■ Given instruction: Lines holding the string "right" are the ones to copy from this listing.

■ Raw data:
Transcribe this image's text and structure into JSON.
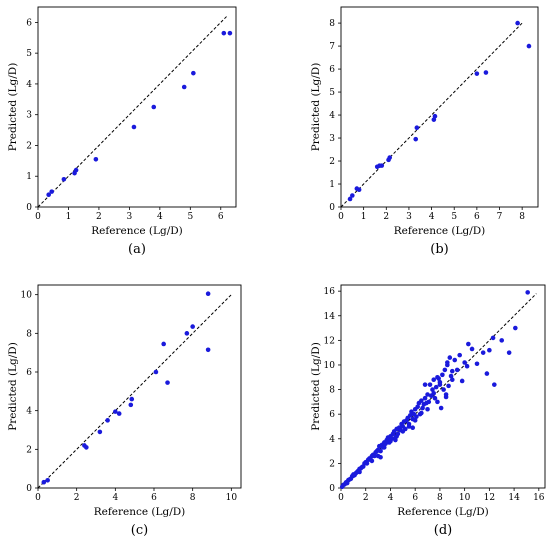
{
  "chart_data": [
    {
      "type": "scatter",
      "panel_label": "(a)",
      "xlabel": "Reference (Lg/D)",
      "ylabel": "Predicted (Lg/D)",
      "xlim": [
        0,
        6.5
      ],
      "ylim": [
        0,
        6.5
      ],
      "xticks": [
        0,
        1,
        2,
        3,
        4,
        5,
        6
      ],
      "yticks": [
        0,
        1,
        2,
        3,
        4,
        5,
        6
      ],
      "x": [
        0.35,
        0.45,
        0.85,
        1.2,
        1.25,
        1.9,
        3.15,
        3.8,
        4.8,
        5.1,
        6.1,
        6.3
      ],
      "y": [
        0.4,
        0.5,
        0.9,
        1.1,
        1.2,
        1.55,
        2.6,
        3.25,
        3.9,
        4.35,
        5.65,
        5.65
      ],
      "identity_line": [
        0,
        6.2
      ]
    },
    {
      "type": "scatter",
      "panel_label": "(b)",
      "xlabel": "Reference (Lg/D)",
      "ylabel": "Predicted (Lg/D)",
      "xlim": [
        0,
        8.7
      ],
      "ylim": [
        0,
        8.7
      ],
      "xticks": [
        0,
        1,
        2,
        3,
        4,
        5,
        6,
        7,
        8
      ],
      "yticks": [
        0,
        1,
        2,
        3,
        4,
        5,
        6,
        7,
        8
      ],
      "x": [
        0.4,
        0.5,
        0.7,
        0.8,
        1.6,
        1.7,
        1.8,
        2.1,
        2.15,
        3.3,
        3.35,
        4.1,
        4.15,
        6.0,
        6.4,
        7.8,
        8.3
      ],
      "y": [
        0.35,
        0.5,
        0.8,
        0.75,
        1.75,
        1.8,
        1.8,
        2.05,
        2.15,
        2.95,
        3.45,
        3.8,
        3.95,
        5.8,
        5.85,
        8.0,
        7.0
      ],
      "identity_line": [
        0,
        8.0
      ]
    },
    {
      "type": "scatter",
      "panel_label": "(c)",
      "xlabel": "Reference (Lg/D)",
      "ylabel": "Predicted (Lg/D)",
      "xlim": [
        0,
        10.5
      ],
      "ylim": [
        0,
        10.5
      ],
      "xticks": [
        0,
        2,
        4,
        6,
        8,
        10
      ],
      "yticks": [
        0,
        2,
        4,
        6,
        8,
        10
      ],
      "x": [
        0.3,
        0.5,
        2.4,
        2.5,
        3.2,
        3.6,
        4.0,
        4.2,
        4.8,
        4.85,
        6.1,
        6.5,
        6.7,
        7.7,
        8.0,
        8.8,
        8.8
      ],
      "y": [
        0.3,
        0.4,
        2.2,
        2.1,
        2.9,
        3.5,
        3.95,
        3.85,
        4.3,
        4.6,
        6.0,
        7.45,
        5.45,
        8.0,
        8.35,
        7.15,
        10.05
      ],
      "identity_line": [
        0,
        10.0
      ]
    },
    {
      "type": "scatter",
      "panel_label": "(d)",
      "xlabel": "Reference (Lg/D)",
      "ylabel": "Predicted (Lg/D)",
      "xlim": [
        0,
        16.5
      ],
      "ylim": [
        0,
        16.5
      ],
      "xticks": [
        0,
        2,
        4,
        6,
        8,
        10,
        12,
        14,
        16
      ],
      "yticks": [
        0,
        2,
        4,
        6,
        8,
        10,
        12,
        14,
        16
      ],
      "x": [
        0.1,
        0.2,
        0.3,
        0.4,
        0.5,
        0.6,
        0.7,
        0.8,
        0.9,
        1.0,
        1.1,
        1.2,
        1.3,
        1.4,
        1.5,
        1.6,
        1.7,
        1.8,
        1.9,
        2.0,
        2.1,
        2.2,
        2.3,
        2.4,
        2.5,
        2.6,
        2.7,
        2.8,
        2.9,
        3.0,
        3.1,
        3.2,
        3.3,
        3.4,
        3.5,
        3.6,
        3.7,
        3.8,
        3.9,
        4.0,
        4.1,
        4.2,
        4.3,
        4.4,
        4.5,
        4.6,
        4.7,
        4.8,
        4.9,
        5.0,
        5.1,
        5.2,
        5.3,
        5.4,
        5.5,
        5.6,
        5.7,
        5.8,
        5.9,
        6.0,
        6.1,
        6.2,
        6.3,
        6.4,
        6.5,
        6.6,
        6.7,
        6.8,
        6.9,
        7.0,
        7.1,
        7.2,
        7.3,
        7.4,
        7.5,
        7.6,
        7.7,
        7.8,
        7.9,
        8.0,
        8.1,
        8.2,
        8.3,
        8.4,
        8.5,
        8.6,
        8.7,
        8.8,
        8.9,
        9.0,
        9.2,
        9.4,
        9.6,
        9.8,
        10.0,
        10.3,
        10.6,
        11.0,
        11.5,
        12.0,
        12.4,
        13.0,
        13.6,
        14.1,
        15.1,
        0.5,
        1.0,
        1.5,
        2.5,
        3.0,
        3.5,
        4.0,
        4.5,
        5.0,
        5.5,
        6.0,
        6.5,
        7.0,
        7.5,
        8.0,
        8.5,
        9.0,
        10.2,
        11.8,
        12.3,
        3.2,
        4.4,
        5.8,
        6.8,
        7.8,
        8.6
      ],
      "y": [
        0.1,
        0.25,
        0.3,
        0.45,
        0.5,
        0.65,
        0.7,
        0.75,
        0.95,
        1.0,
        1.05,
        1.2,
        1.3,
        1.4,
        1.55,
        1.6,
        1.7,
        1.75,
        2.0,
        2.1,
        2.0,
        2.3,
        2.4,
        2.3,
        2.6,
        2.7,
        2.6,
        2.9,
        3.0,
        3.1,
        3.4,
        3.0,
        3.5,
        3.3,
        3.7,
        3.6,
        3.9,
        4.1,
        3.7,
        4.2,
        4.0,
        4.4,
        4.6,
        4.1,
        4.8,
        4.4,
        4.9,
        4.7,
        5.2,
        5.0,
        5.4,
        4.8,
        5.5,
        5.7,
        5.2,
        5.9,
        6.2,
        5.6,
        6.0,
        6.4,
        5.8,
        6.6,
        6.9,
        6.0,
        7.1,
        6.5,
        6.8,
        7.3,
        6.9,
        7.6,
        7.0,
        8.4,
        7.5,
        8.0,
        8.8,
        7.3,
        8.2,
        7.0,
        8.9,
        8.4,
        6.5,
        9.2,
        8.0,
        9.6,
        7.6,
        10.0,
        8.3,
        10.6,
        9.1,
        8.8,
        10.4,
        9.6,
        10.8,
        8.7,
        10.2,
        11.7,
        11.3,
        10.1,
        11.0,
        11.2,
        8.4,
        12.0,
        11.0,
        13.0,
        15.9,
        0.4,
        1.1,
        1.3,
        2.2,
        2.6,
        3.3,
        3.8,
        4.2,
        4.6,
        5.0,
        5.5,
        6.1,
        6.4,
        7.7,
        8.6,
        7.4,
        9.5,
        9.9,
        9.3,
        12.2,
        2.5,
        3.9,
        4.9,
        8.4,
        9.0,
        10.2
      ],
      "identity_line": [
        0,
        15.8
      ]
    }
  ]
}
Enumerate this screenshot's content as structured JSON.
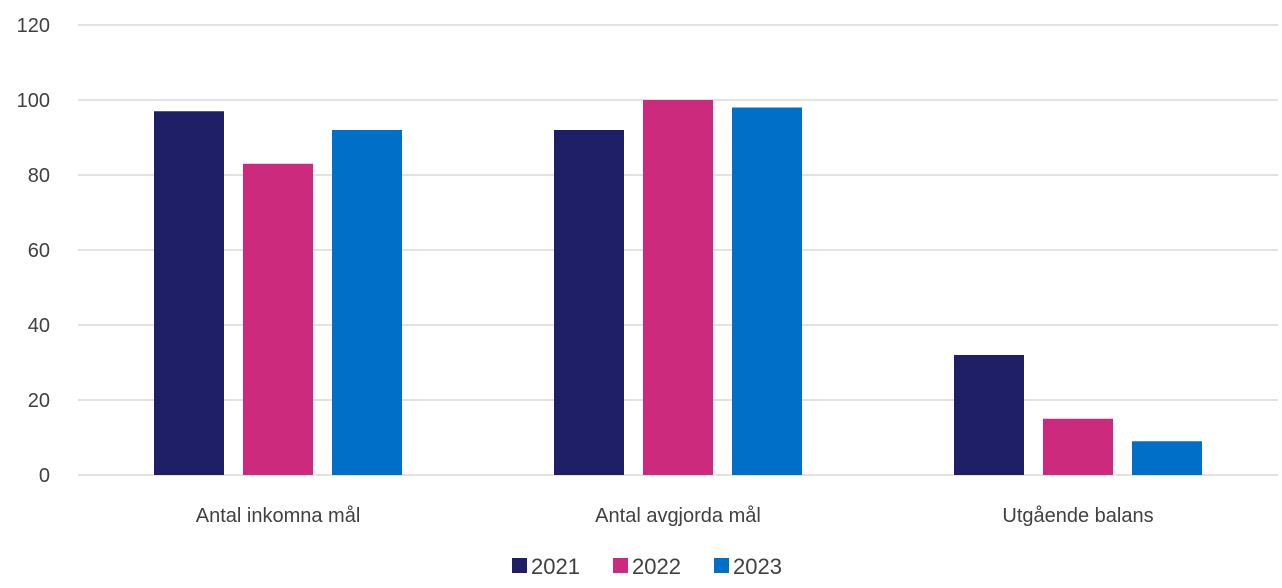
{
  "chart_data": {
    "type": "bar",
    "title": "",
    "xlabel": "",
    "ylabel": "",
    "categories": [
      "Antal inkomna mål",
      "Antal avgjorda mål",
      "Utgående balans"
    ],
    "series": [
      {
        "name": "2021",
        "color": "#1e1f66",
        "values": [
          97,
          92,
          32
        ]
      },
      {
        "name": "2022",
        "color": "#cc2a7d",
        "values": [
          83,
          100,
          15
        ]
      },
      {
        "name": "2023",
        "color": "#006fc8",
        "values": [
          92,
          98,
          9
        ]
      }
    ],
    "ylim": [
      0,
      120
    ],
    "yticks": [
      0,
      20,
      40,
      60,
      80,
      100,
      120
    ],
    "grid": true,
    "legend_position": "bottom-center"
  }
}
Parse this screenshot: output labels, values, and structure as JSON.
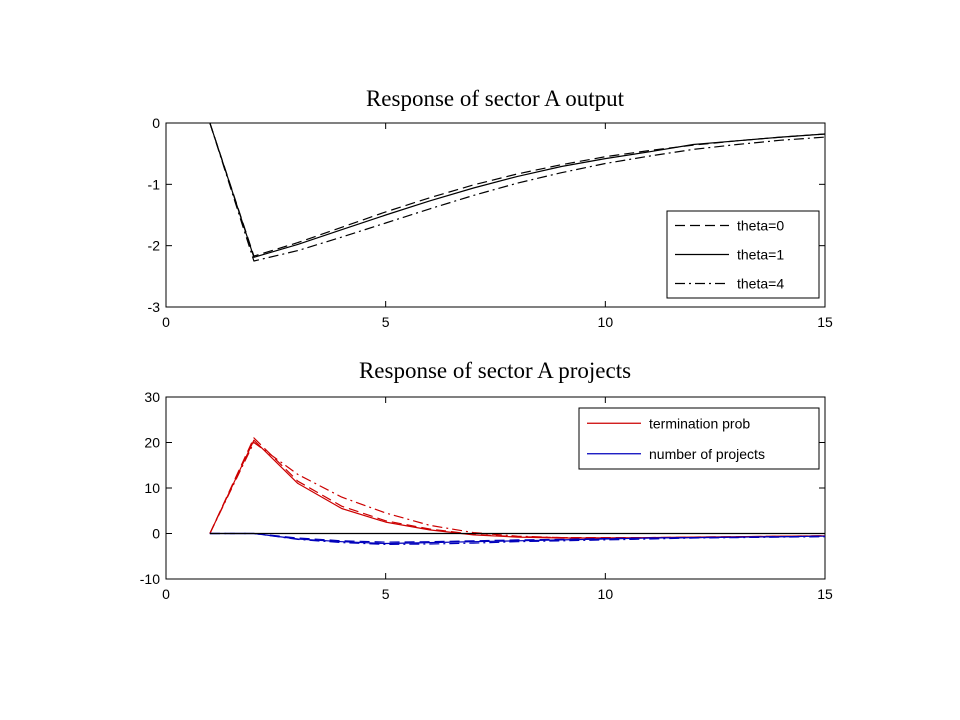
{
  "colors": {
    "background": "#ffffff",
    "axes": "#000000",
    "black_series": "#000000",
    "red_series": "#cc0000",
    "blue_series": "#0000bb"
  },
  "chart_data": [
    {
      "type": "line",
      "title": "Response of sector A output",
      "xlabel": "",
      "ylabel": "",
      "xlim": [
        0,
        15
      ],
      "ylim": [
        -3,
        0
      ],
      "xticks": [
        0,
        5,
        10,
        15
      ],
      "yticks": [
        -3,
        -2,
        -1,
        0
      ],
      "grid": false,
      "legend_position": "lower-right",
      "series": [
        {
          "name": "theta=0",
          "style": "dashed",
          "color": "#000000",
          "x": [
            1,
            2,
            3,
            4,
            5,
            6,
            7,
            8,
            9,
            10,
            11,
            12,
            13,
            14,
            15
          ],
          "y": [
            0,
            -2.17,
            -1.95,
            -1.7,
            -1.45,
            -1.22,
            -1.01,
            -0.83,
            -0.68,
            -0.55,
            -0.45,
            -0.36,
            -0.29,
            -0.23,
            -0.18
          ]
        },
        {
          "name": "theta=1",
          "style": "solid",
          "color": "#000000",
          "x": [
            1,
            2,
            3,
            4,
            5,
            6,
            7,
            8,
            9,
            10,
            11,
            12,
            13,
            14,
            15
          ],
          "y": [
            0,
            -2.19,
            -1.98,
            -1.74,
            -1.5,
            -1.27,
            -1.06,
            -0.87,
            -0.71,
            -0.58,
            -0.47,
            -0.35,
            -0.29,
            -0.23,
            -0.18
          ]
        },
        {
          "name": "theta=4",
          "style": "dashdot",
          "color": "#000000",
          "x": [
            1,
            2,
            3,
            4,
            5,
            6,
            7,
            8,
            9,
            10,
            11,
            12,
            13,
            14,
            15
          ],
          "y": [
            0,
            -2.25,
            -2.08,
            -1.86,
            -1.63,
            -1.4,
            -1.18,
            -0.98,
            -0.81,
            -0.66,
            -0.54,
            -0.43,
            -0.35,
            -0.28,
            -0.23
          ]
        }
      ]
    },
    {
      "type": "line",
      "title": "Response of sector A projects",
      "xlabel": "",
      "ylabel": "",
      "xlim": [
        0,
        15
      ],
      "ylim": [
        -10,
        30
      ],
      "xticks": [
        0,
        5,
        10,
        15
      ],
      "yticks": [
        -10,
        0,
        10,
        20,
        30
      ],
      "grid": false,
      "legend_position": "upper-right",
      "series": [
        {
          "name": "termination prob",
          "style": "solid",
          "color": "#cc0000",
          "x": [
            1,
            2,
            3,
            4,
            5,
            6,
            7,
            8,
            9,
            10,
            11,
            12,
            13,
            14,
            15
          ],
          "y": [
            0,
            20.5,
            11.0,
            5.5,
            2.5,
            0.8,
            -0.3,
            -0.8,
            -1.0,
            -1.0,
            -0.9,
            -0.8,
            -0.7,
            -0.6,
            -0.5
          ]
        },
        {
          "style": "dashed",
          "color": "#cc0000",
          "x": [
            1,
            2,
            3,
            4,
            5,
            6,
            7,
            8,
            9,
            10,
            11,
            12,
            13,
            14,
            15
          ],
          "y": [
            0,
            21.0,
            11.5,
            6.0,
            2.8,
            1.0,
            -0.2,
            -0.7,
            -0.9,
            -0.9,
            -0.9,
            -0.8,
            -0.7,
            -0.6,
            -0.5
          ]
        },
        {
          "style": "dashdot",
          "color": "#cc0000",
          "x": [
            1,
            2,
            3,
            4,
            5,
            6,
            7,
            8,
            9,
            10,
            11,
            12,
            13,
            14,
            15
          ],
          "y": [
            0,
            20.0,
            13.0,
            8.0,
            4.5,
            1.8,
            0.2,
            -0.6,
            -0.9,
            -1.0,
            -1.0,
            -0.9,
            -0.8,
            -0.6,
            -0.5
          ]
        },
        {
          "name": "number of projects",
          "style": "solid",
          "color": "#0000bb",
          "x": [
            1,
            2,
            3,
            4,
            5,
            6,
            7,
            8,
            9,
            10,
            11,
            12,
            13,
            14,
            15
          ],
          "y": [
            0,
            0,
            -1.2,
            -1.8,
            -2.2,
            -2.0,
            -1.8,
            -1.6,
            -1.4,
            -1.2,
            -1.0,
            -0.9,
            -0.8,
            -0.7,
            -0.6
          ]
        },
        {
          "style": "dashed",
          "color": "#0000bb",
          "x": [
            1,
            2,
            3,
            4,
            5,
            6,
            7,
            8,
            9,
            10,
            11,
            12,
            13,
            14,
            15
          ],
          "y": [
            0,
            0,
            -1.0,
            -1.6,
            -1.9,
            -1.8,
            -1.6,
            -1.4,
            -1.3,
            -1.1,
            -1.0,
            -0.9,
            -0.8,
            -0.7,
            -0.6
          ]
        },
        {
          "style": "dashdot",
          "color": "#0000bb",
          "x": [
            1,
            2,
            3,
            4,
            5,
            6,
            7,
            8,
            9,
            10,
            11,
            12,
            13,
            14,
            15
          ],
          "y": [
            0,
            0,
            -1.3,
            -2.0,
            -2.4,
            -2.3,
            -2.1,
            -1.8,
            -1.6,
            -1.4,
            -1.2,
            -1.0,
            -0.9,
            -0.8,
            -0.7
          ]
        },
        {
          "style": "solid",
          "color": "#000000",
          "x": [
            1,
            15
          ],
          "y": [
            0,
            0
          ]
        }
      ]
    }
  ]
}
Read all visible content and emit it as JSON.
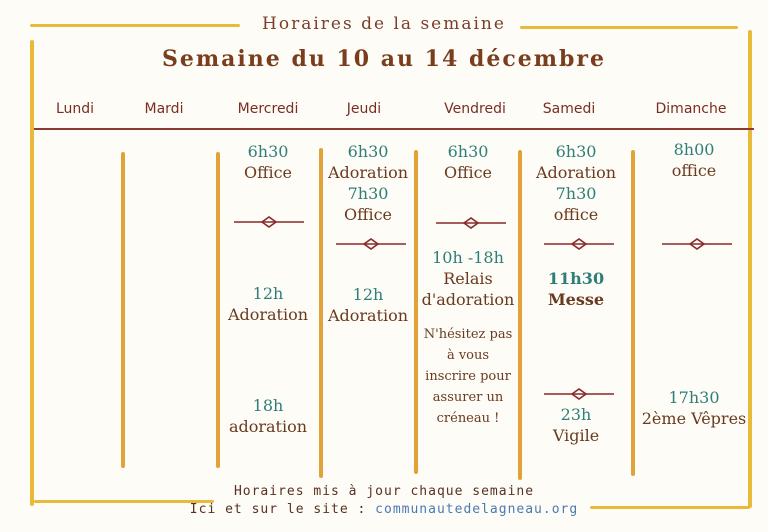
{
  "header": {
    "subtitle": "Horaires de la semaine",
    "title": "Semaine du 10 au 14 décembre"
  },
  "days": [
    "Lundi",
    "Mardi",
    "Mercredi",
    "Jeudi",
    "Vendredi",
    "Samedi",
    "Dimanche"
  ],
  "schedule": {
    "mercredi": {
      "e1_time": "6h30",
      "e1_label": "Office",
      "e2_time": "12h",
      "e2_label": "Adoration",
      "e3_time": "18h",
      "e3_label": "adoration"
    },
    "jeudi": {
      "e1_time": "6h30",
      "e1_label": "Adoration",
      "e2_time": "7h30",
      "e2_label": "Office",
      "e3_time": "12h",
      "e3_label": "Adoration"
    },
    "vendredi": {
      "e1_time": "6h30",
      "e1_label": "Office",
      "e2_time": "10h -18h",
      "e2_label_1": "Relais",
      "e2_label_2": "d'adoration",
      "note_lines": [
        "N'hésitez pas",
        "à vous",
        "inscrire pour",
        "assurer un",
        "créneau !"
      ]
    },
    "samedi": {
      "e1_time": "6h30",
      "e1_label": "Adoration",
      "e2_time": "7h30",
      "e2_label": "office",
      "e3_time": "11h30",
      "e3_label": "Messe",
      "e4_time": "23h",
      "e4_label": "Vigile"
    },
    "dimanche": {
      "e1_time": "8h00",
      "e1_label": "office",
      "e2_time": "17h30",
      "e2_label": "2ème Vêpres"
    }
  },
  "footer": {
    "line1": "Horaires mis à jour chaque semaine",
    "line2_prefix": "Ici et sur le site : ",
    "site": "communautedelagneau.org"
  },
  "colors": {
    "frame": "#e9b93a",
    "time": "#2f7e78",
    "activity": "#6a3a1e",
    "ornament": "#8a2a2a"
  }
}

■ Worked answer:
      "legend_position": "lower-right",
      "legend_position": "upper-right",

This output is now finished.